(WORK INSTRUCTIONS) Images must not appear in your copy; reproduce every other part of the records exactly.

(RECORDED DATA)
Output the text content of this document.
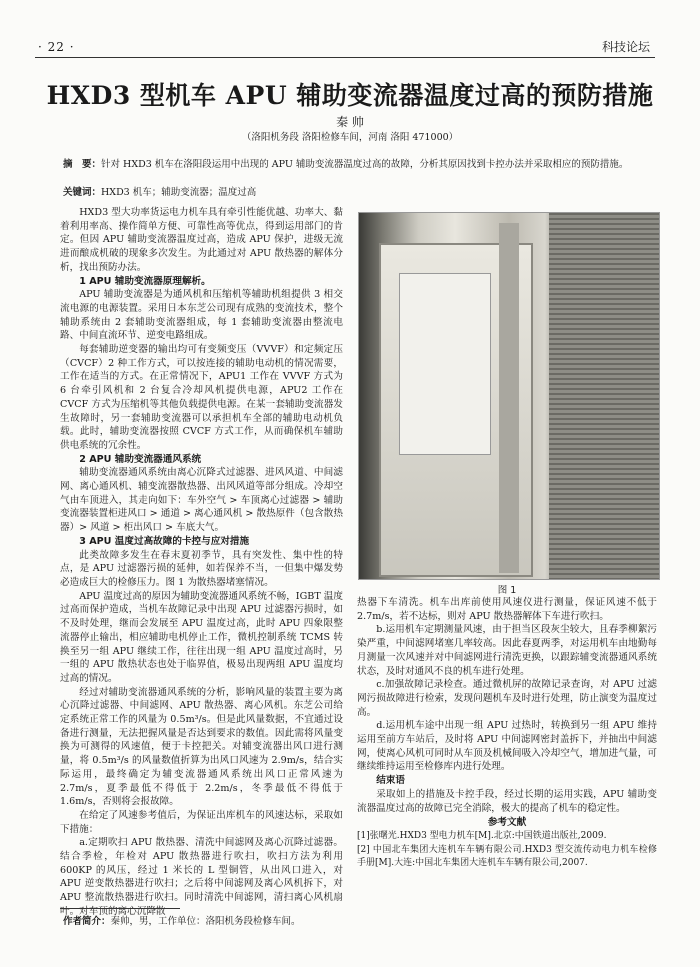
· 22 ·	科技论坛
HXD3 型机车 APU 辅助变流器温度过高的预防措施
秦 帅
（洛阳机务段 洛阳检修车间，河南 洛阳 471000）

摘　要：针对 HXD3 机车在洛阳段运用中出现的 APU 辅助变流器温度过高的故障，分析其原因找到卡控办法并采取相应的预防措施。

关键词：HXD3 机车；辅助变流器；温度过高

HXD3 型大功率货运电力机车具有牵引性能优越、功率大、黏着利用率高、操作简单方便、可靠性高等优点，得到运用部门的肯定。但因 APU 辅助变流器温度过高，造成 APU 保护，进级无流进而酿成机破的现象多次发生。为此通过对 APU 散热器的解体分析，找出预防办法。

1 APU 辅助变流器原理解析。

APU 辅助变流器是为通风机和压缩机等辅助机组提供 3 相交流电源的电源装置。采用日本东芝公司现有成熟的变流技术，整个辅助系统由 2 套辅助变流器组成，每 1 套辅助变流器由整流电路、中间直流环节、逆变电路组成。

每套辅助逆变器的输出均可有变频变压（VVVF）和定频定压（CVCF）2 种工作方式，可以按连接的辅助电动机的情况需要，工作在适当的方式。在正常情况下，APU1 工作在 VVVF 方式为 6 台牵引风机和 2 台复合冷却风机提供电源，APU2 工作在 CVCF 方式为压缩机等其他负载提供电源。在某一套辅助变流器发生故障时，另一套辅助变流器可以承担机车全部的辅助电动机负载。此时，辅助变流器按照 CVCF 方式工作，从而确保机车辅助供电系统的冗余性。

2 APU 辅助变流器通风系统

辅助变流器通风系统由离心沉降式过滤器、进风风道、中间滤网、离心通风机、辅变流器散热器、出风风道等部分组成。冷却空气由车顶进入，其走向如下：车外空气 > 车顶离心过滤器 > 辅助变流器装置柜进风口 > 通道 > 离心通风机 > 散热原件（包含散热器）> 风道 > 柜出风口 > 车底大气。

3 APU 温度过高故障的卡控与应对措施

此类故障多发生在春末夏初季节，具有突发性、集中性的特点，是 APU 过滤器污损的延伸，如若保养不当，一但集中爆发势必造成巨大的检修压力。图 1 为散热器堵塞情况。

APU 温度过高的原因为辅助变流器通风系统不畅，IGBT 温度过高而保护造成，当机车故障记录中出现 APU 过滤器污损时，如不及时处理，继而会发展至 APU 温度过高，此时 APU 四象限整流器停止输出，相应辅助电机停止工作，微机控制系统 TCMS 转换至另一组 APU 继续工作，往往出现一组 APU 温度过高时，另一组的 APU 散热状态也处于临界值，极易出现两组 APU 温度均过高的情况。

经过对辅助变流器通风系统的分析，影响风量的装置主要为离心沉降过滤器、中间滤网、APU 散热器、离心风机。东芝公司给定系统正常工作的风量为 0.5m³/s。但是此风量数据，不宜通过设备进行测量，无法把握风量是否达到要求的数值。因此需将风量变换为可测得的风速值，便于卡控把关。对辅变流器出风口进行测量，将 0.5m³/s 的风量数值折算为出风口风速为 2.9m/s，结合实际运用，最终确定为辅变流器通风系统出风口正常风速为 2.7m/s，夏季最低不得低于 2.2m/s，冬季最低不得低于 1.6m/s，否则将会报故障。

在给定了风速参考值后，为保证出库机车的风速达标，采取如下措施：

a.定期吹扫 APU 散热器、清洗中间滤网及离心沉降过滤器。结合季检，年检对 APU 散热器进行吹扫，吹扫方法为利用 600KP 的风压，经过 1 米长的 L 型铜管，从出风口进入，对 APU 逆变散热器进行吹扫；之后将中间滤网及离心风机拆下，对 APU 整流散热器进行吹扫。同时清洗中间滤网，清扫离心风机扇叶。对车顶的离心沉降散

图 1

热器下车清洗。机车出库前使用风速仪进行测量，保证风速不低于 2.7m/s，若不达标，则对 APU 散热器解体下车进行吹扫。

b.运用机车定期测量风速，由于担当区段灰尘较大，且春季柳絮污染严重，中间滤网堵塞几率较高。因此春夏两季，对运用机车由地勤每月测量一次风速并对中间滤网进行清洗更换，以跟踪辅变流器通风系统状态，及时对通风不良的机车进行处理。

c.加强故障记录检查。通过微机屏的故障记录查询，对 APU 过滤网污损故障进行检索，发现问题机车及时进行处理，防止演变为温度过高。

d.运用机车途中出现一组 APU 过热时，转换到另一组 APU 维持运用至前方车站后，及时将 APU 中间滤网密封盖拆下，并抽出中间滤网，使离心风机可同时从车顶及机械间吸入冷却空气，增加进气量，可继续维持运用至检修库内进行处理。

结束语

采取如上的措施及卡控手段，经过长期的运用实践，APU 辅助变流器温度过高的故障已完全消除，极大的提高了机车的稳定性。

参考文献

[1]张曙光.HXD3 型电力机车[M].北京:中国铁道出版社,2009.

[2] 中国北车集团大连机车车辆有限公司.HXD3 型交流传动电力机车检修手册[M].大连:中国北车集团大连机车车辆有限公司,2007.

作者简介：秦帅，男，工作单位：洛阳机务段检修车间。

(OUTPUT OF THE EXERCISE)
Output the text content of this document.
· 22 ·	科技论坛
HXD3 型机车 APU 辅助变流器温度过高的预防措施
秦 帅
（洛阳机务段 洛阳检修车间，河南 洛阳 471000）

摘　要：针对 HXD3 机车在洛阳段运用中出现的 APU 辅助变流器温度过高的故障，分析其原因找到卡控办法并采取相应的预防措施。

关键词：HXD3 机车；辅助变流器；温度过高

HXD3 型大功率货运电力机车具有牵引性能优越、功率大、黏着利用率高、操作简单方便、可靠性高等优点，得到运用部门的肯定。但因 APU 辅助变流器温度过高，造成 APU 保护，进级无流进而酿成机破的现象多次发生。为此通过对 APU 散热器的解体分析，找出预防办法。

1 APU 辅助变流器原理解析。

APU 辅助变流器是为通风机和压缩机等辅助机组提供 3 相交流电源的电源装置。采用日本东芝公司现有成熟的变流技术，整个辅助系统由 2 套辅助变流器组成，每 1 套辅助变流器由整流电路、中间直流环节、逆变电路组成。

每套辅助逆变器的输出均可有变频变压（VVVF）和定频定压（CVCF）2 种工作方式，可以按连接的辅助电动机的情况需要，工作在适当的方式。在正常情况下，APU1 工作在 VVVF 方式为 6 台牵引风机和 2 台复合冷却风机提供电源，APU2 工作在 CVCF 方式为压缩机等其他负载提供电源。在某一套辅助变流器发生故障时，另一套辅助变流器可以承担机车全部的辅助电动机负载。此时，辅助变流器按照 CVCF 方式工作，从而确保机车辅助供电系统的冗余性。

2 APU 辅助变流器通风系统

辅助变流器通风系统由离心沉降式过滤器、进风风道、中间滤网、离心通风机、辅变流器散热器、出风风道等部分组成。冷却空气由车顶进入，其走向如下：车外空气 > 车顶离心过滤器 > 辅助变流器装置柜进风口 > 通道 > 离心通风机 > 散热原件（包含散热器）> 风道 > 柜出风口 > 车底大气。

3 APU 温度过高故障的卡控与应对措施

此类故障多发生在春末夏初季节，具有突发性、集中性的特点，是 APU 过滤器污损的延伸，如若保养不当，一但集中爆发势必造成巨大的检修压力。图 1 为散热器堵塞情况。

APU 温度过高的原因为辅助变流器通风系统不畅，IGBT 温度过高而保护造成，当机车故障记录中出现 APU 过滤器污损时，如不及时处理，继而会发展至 APU 温度过高，此时 APU 四象限整流器停止输出，相应辅助电机停止工作，微机控制系统 TCMS 转换至另一组 APU 继续工作，往往出现一组 APU 温度过高时，另一组的 APU 散热状态也处于临界值，极易出现两组 APU 温度均过高的情况。

经过对辅助变流器通风系统的分析，影响风量的装置主要为离心沉降过滤器、中间滤网、APU 散热器、离心风机。东芝公司给定系统正常工作的风量为 0.5m³/s。但是此风量数据，不宜通过设备进行测量，无法把握风量是否达到要求的数值。因此需将风量变换为可测得的风速值，便于卡控把关。对辅变流器出风口进行测量，将 0.5m³/s 的风量数值折算为出风口风速为 2.9m/s，结合实际运用，最终确定为辅变流器通风系统出风口正常风速为 2.7m/s，夏季最低不得低于 2.2m/s，冬季最低不得低于 1.6m/s，否则将会报故障。

在给定了风速参考值后，为保证出库机车的风速达标，采取如下措施：

a.定期吹扫 APU 散热器、清洗中间滤网及离心沉降过滤器。结合季检，年检对 APU 散热器进行吹扫，吹扫方法为利用 600KP 的风压，经过 1 米长的 L 型铜管，从出风口进入，对 APU 逆变散热器进行吹扫；之后将中间滤网及离心风机拆下，对 APU 整流散热器进行吹扫。同时清洗中间滤网，清扫离心风机扇叶。对车顶的离心沉降散

图 1

热器下车清洗。机车出库前使用风速仪进行测量，保证风速不低于 2.7m/s，若不达标，则对 APU 散热器解体下车进行吹扫。

b.运用机车定期测量风速，由于担当区段灰尘较大，且春季柳絮污染严重，中间滤网堵塞几率较高。因此春夏两季，对运用机车由地勤每月测量一次风速并对中间滤网进行清洗更换，以跟踪辅变流器通风系统状态，及时对通风不良的机车进行处理。

c.加强故障记录检查。通过微机屏的故障记录查询，对 APU 过滤网污损故障进行检索，发现问题机车及时进行处理，防止演变为温度过高。

d.运用机车途中出现一组 APU 过热时，转换到另一组 APU 维持运用至前方车站后，及时将 APU 中间滤网密封盖拆下，并抽出中间滤网，使离心风机可同时从车顶及机械间吸入冷却空气，增加进气量，可继续维持运用至检修库内进行处理。

结束语

采取如上的措施及卡控手段，经过长期的运用实践，APU 辅助变流器温度过高的故障已完全消除，极大的提高了机车的稳定性。

参考文献

[1]张曙光.HXD3 型电力机车[M].北京:中国铁道出版社,2009.

[2] 中国北车集团大连机车车辆有限公司.HXD3 型交流传动电力机车检修手册[M].大连:中国北车集团大连机车车辆有限公司,2007.

作者简介：秦帅，男，工作单位：洛阳机务段检修车间。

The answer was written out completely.